═══ Records to use
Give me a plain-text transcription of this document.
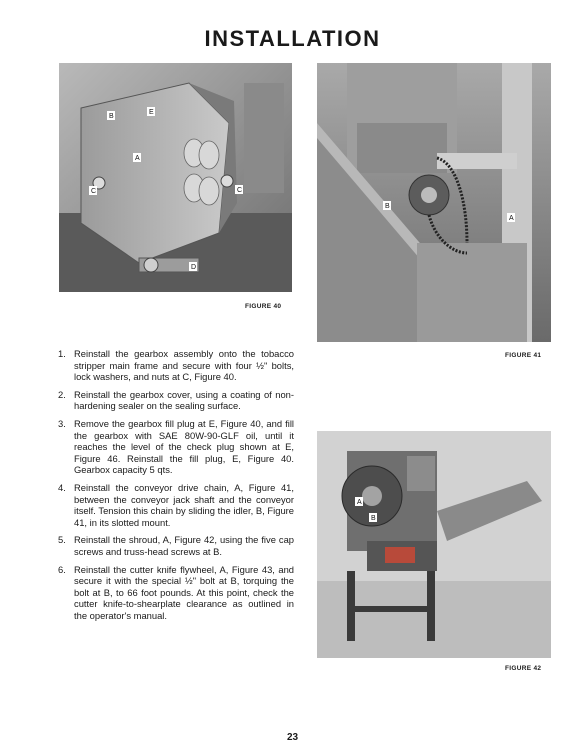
INSTALLATION
B
E
A
C	C
D
FIGURE 40
B
A
FIGURE 41
A
B
FIGURE 42
1. Reinstall the gearbox assembly onto the tobacco stripper main frame and secure with four ½" bolts, lock washers, and nuts at C, Figure 40.
2. Reinstall the gearbox cover, using a coating of non-hardening sealer on the sealing surface.
3. Remove the gearbox fill plug at E, Figure 40, and fill the gearbox with SAE 80W-90-GLF oil, until it reaches the level of the check plug shown at E, Figure 46. Reinstall the fill plug, E, Figure 40. Gearbox capacity 5 qts.
4. Reinstall the conveyor drive chain, A, Figure 41, between the conveyor jack shaft and the conveyor itself. Tension this chain by sliding the idler, B, Figure 41, in its slotted mount.
5. Reinstall the shroud, A, Figure 42, using the five cap screws and truss-head screws at B.
6. Reinstall the cutter knife flywheel, A, Figure 43, and secure it with the special ½" bolt at B, torquing the bolt at B, to 66 foot pounds. At this point, check the cutter knife-to-shearplate clearance as outlined in the operator's manual.
23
══════
Set problem
Skipping the pictures, transcribe each line above exactly as it appears.

Written reply
Give me a plain-text transcription of this document.
INSTALLATION
B
E
A
C	C
D
FIGURE 40
B
A
FIGURE 41
A
B
FIGURE 42
1. Reinstall the gearbox assembly onto the tobacco stripper main frame and secure with four ½" bolts, lock washers, and nuts at C, Figure 40.
2. Reinstall the gearbox cover, using a coating of non-hardening sealer on the sealing surface.
3. Remove the gearbox fill plug at E, Figure 40, and fill the gearbox with SAE 80W-90-GLF oil, until it reaches the level of the check plug shown at E, Figure 46. Reinstall the fill plug, E, Figure 40. Gearbox capacity 5 qts.
4. Reinstall the conveyor drive chain, A, Figure 41, between the conveyor jack shaft and the conveyor itself. Tension this chain by sliding the idler, B, Figure 41, in its slotted mount.
5. Reinstall the shroud, A, Figure 42, using the five cap screws and truss-head screws at B.
6. Reinstall the cutter knife flywheel, A, Figure 43, and secure it with the special ½" bolt at B, torquing the bolt at B, to 66 foot pounds. At this point, check the cutter knife-to-shearplate clearance as outlined in the operator's manual.
23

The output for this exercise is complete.